**Document segment**
BEGIN
Thanks for joining us today, Brian.
Brian Wommack: Thank you very much for having me.
Sharon D. Nelson: So Brian, this is a very interesting subject. We know how crazy people go after a data breach, and of course it is a crisis, and managing it is very difficult, what mistake do you see organizations make the most?
Brian Wommack: So you said “mistake”, right? So I only get one?
Sharon D. Nelson: No, you can take as many as you want.
Brian Wommack: Well, if I had to limit it to just one, I would say the one that I see very frequently and the one that is always avoidable is an organization playing the victim. If you get hacked, of course you are a victim, but in your communications with the public, they don’t really care. As far as they are concerned they’ve given an organization, their information, maybe their credit card information, maybe personal medical information and they really expect you to keep it secure end of story. So an organization that gets hacked and is playing the victim, doesn’t play so well with the public, and that’s a totally avoidable mistake that we see over-and-over again.
John W. Simek: So Brian, talk a little bit about timing. How soon following a data breach, an organization really set information and communicate that out?
Brian Wommack: Well, John, that’s a really good question, and unfortunately, it’s not a straightforward answer. I would say it really depends on a lot of things, but sort of as a first principle I would say, you should communicate about it as soon as possible after you’re sure that you’ve been breached because waiting just makes it more likely that someone else is going to find out about it and break the story on their terms, and then the organization that’s been breached will completely lose control of the story.
Now qualify that with a couple of things. Sometimes you need to let a partner or a vendor or a customer know first, sometimes there is an ongoing investigation that has to be managed in concert with the communication. I’ve had cases where the organization couldn’t communicate with the world about the breach because the hacker was still active on their systems, and so law enforcement didn’t want to give that fact out and tip them off. So there is a lot of other considerations but the first principle is as soon as you can, subject to all of those other things.
Sharon D. Nelson: Well, how much should you wait until you know what’s going on before you communicate? What’s the rule there?
END
**Listed records**
BEGIN
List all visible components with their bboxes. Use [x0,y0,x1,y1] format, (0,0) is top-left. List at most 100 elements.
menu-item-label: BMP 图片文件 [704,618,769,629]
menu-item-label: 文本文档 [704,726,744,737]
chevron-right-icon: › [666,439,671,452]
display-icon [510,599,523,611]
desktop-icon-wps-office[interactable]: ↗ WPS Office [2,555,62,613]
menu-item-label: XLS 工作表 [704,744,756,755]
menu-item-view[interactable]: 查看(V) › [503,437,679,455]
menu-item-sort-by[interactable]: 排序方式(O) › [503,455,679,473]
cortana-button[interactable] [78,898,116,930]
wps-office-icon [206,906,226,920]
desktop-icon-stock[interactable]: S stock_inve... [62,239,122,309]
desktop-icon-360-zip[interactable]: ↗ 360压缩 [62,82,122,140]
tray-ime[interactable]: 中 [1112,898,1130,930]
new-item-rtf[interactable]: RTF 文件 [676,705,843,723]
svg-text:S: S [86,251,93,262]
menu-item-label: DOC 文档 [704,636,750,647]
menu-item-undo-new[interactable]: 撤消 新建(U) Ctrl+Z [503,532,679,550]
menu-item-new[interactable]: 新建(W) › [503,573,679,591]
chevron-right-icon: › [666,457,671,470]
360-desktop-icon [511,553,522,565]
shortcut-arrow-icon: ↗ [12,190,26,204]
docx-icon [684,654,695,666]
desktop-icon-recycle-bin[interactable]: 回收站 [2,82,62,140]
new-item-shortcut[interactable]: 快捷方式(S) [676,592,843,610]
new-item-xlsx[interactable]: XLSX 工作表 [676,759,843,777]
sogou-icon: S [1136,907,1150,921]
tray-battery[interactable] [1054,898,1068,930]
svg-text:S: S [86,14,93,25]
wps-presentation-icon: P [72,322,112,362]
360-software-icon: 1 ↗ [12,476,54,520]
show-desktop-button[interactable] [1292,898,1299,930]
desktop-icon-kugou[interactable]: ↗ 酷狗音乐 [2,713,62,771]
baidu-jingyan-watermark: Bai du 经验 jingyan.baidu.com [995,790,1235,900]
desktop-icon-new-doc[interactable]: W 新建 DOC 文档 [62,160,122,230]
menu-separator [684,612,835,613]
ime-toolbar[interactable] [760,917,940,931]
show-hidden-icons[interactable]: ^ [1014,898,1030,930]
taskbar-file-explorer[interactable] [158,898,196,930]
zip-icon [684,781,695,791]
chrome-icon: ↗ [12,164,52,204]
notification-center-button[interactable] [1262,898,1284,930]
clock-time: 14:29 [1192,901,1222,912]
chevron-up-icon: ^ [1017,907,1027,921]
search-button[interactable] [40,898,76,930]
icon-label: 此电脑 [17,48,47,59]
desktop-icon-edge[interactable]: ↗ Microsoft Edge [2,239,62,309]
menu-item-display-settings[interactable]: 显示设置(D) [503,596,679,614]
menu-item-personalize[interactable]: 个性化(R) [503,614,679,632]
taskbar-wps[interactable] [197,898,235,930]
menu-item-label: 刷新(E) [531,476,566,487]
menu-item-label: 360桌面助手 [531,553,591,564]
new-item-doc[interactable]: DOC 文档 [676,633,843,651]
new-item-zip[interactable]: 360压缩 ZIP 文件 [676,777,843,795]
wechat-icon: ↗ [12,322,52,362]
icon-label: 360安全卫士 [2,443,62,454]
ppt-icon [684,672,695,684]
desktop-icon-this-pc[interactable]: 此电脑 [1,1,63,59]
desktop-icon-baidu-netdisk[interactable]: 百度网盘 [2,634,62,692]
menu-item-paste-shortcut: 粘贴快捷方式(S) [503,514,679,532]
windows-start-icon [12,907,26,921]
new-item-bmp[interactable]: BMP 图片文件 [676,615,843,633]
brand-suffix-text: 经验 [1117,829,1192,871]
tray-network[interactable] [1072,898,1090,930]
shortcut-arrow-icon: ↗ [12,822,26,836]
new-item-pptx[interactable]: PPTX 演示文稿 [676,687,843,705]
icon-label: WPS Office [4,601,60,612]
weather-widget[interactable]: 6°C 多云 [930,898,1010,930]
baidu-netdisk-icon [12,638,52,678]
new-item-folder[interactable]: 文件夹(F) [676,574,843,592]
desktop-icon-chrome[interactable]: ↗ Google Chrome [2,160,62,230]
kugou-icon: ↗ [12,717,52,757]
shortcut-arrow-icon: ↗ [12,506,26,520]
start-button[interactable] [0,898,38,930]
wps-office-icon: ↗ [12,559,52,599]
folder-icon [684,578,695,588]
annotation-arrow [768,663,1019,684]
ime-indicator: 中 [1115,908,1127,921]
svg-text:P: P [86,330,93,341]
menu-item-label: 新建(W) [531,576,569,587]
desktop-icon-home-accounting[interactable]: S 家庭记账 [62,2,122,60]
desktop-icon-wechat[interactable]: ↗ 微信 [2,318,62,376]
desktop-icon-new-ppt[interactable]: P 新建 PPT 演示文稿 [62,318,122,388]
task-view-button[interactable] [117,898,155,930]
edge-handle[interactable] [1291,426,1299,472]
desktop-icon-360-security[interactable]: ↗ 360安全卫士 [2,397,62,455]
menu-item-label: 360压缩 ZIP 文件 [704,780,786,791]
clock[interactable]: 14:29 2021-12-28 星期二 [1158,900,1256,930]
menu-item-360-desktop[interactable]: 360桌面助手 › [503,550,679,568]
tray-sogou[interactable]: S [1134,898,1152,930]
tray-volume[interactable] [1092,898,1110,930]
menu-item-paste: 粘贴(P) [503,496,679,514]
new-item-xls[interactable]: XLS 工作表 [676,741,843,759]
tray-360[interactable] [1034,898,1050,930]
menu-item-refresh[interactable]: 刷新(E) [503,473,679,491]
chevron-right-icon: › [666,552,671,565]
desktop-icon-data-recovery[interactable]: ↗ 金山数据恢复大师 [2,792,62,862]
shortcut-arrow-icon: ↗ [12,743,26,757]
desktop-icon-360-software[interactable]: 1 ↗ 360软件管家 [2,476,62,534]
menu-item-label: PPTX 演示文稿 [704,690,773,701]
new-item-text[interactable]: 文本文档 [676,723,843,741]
END
**Actions to take**
1 - Using the interview above, answer the following:
(a) What does Brian Wommack name as the mistake he sees very frequently that is always avoidable?
(b) What kinds of information does he say the public may have given an organization?
(c) In the cases he describes, why didn't law enforcement want the organization to tell the world about the breach?
2 - Reproduce the interview from "Now qualify that" down to "the rule there?".

**Answers in order**
1 -
(a) An organization playing the victim.
(b) Their information, maybe their credit card information, and maybe personal medical information.
(c) The hacker was still active on the organization's systems, and law enforcement didn't want to tip them off.

2 -
Now qualify that with a couple of things. Sometimes you need to let a partner or a vendor or a customer know first, sometimes there is an ongoing investigation that has to be managed in concert with the communication. I’ve had cases where the organization couldn’t communicate with the world about the breach because the hacker was still active on their systems, and so law enforcement didn’t want to give that fact out and tip them off. So there is a lot of other considerations but the first principle is as soon as you can, subject to all of those other things.
Sharon D. Nelson: Well, how much should you wait until you know what’s going on before you communicate? What’s the rule there?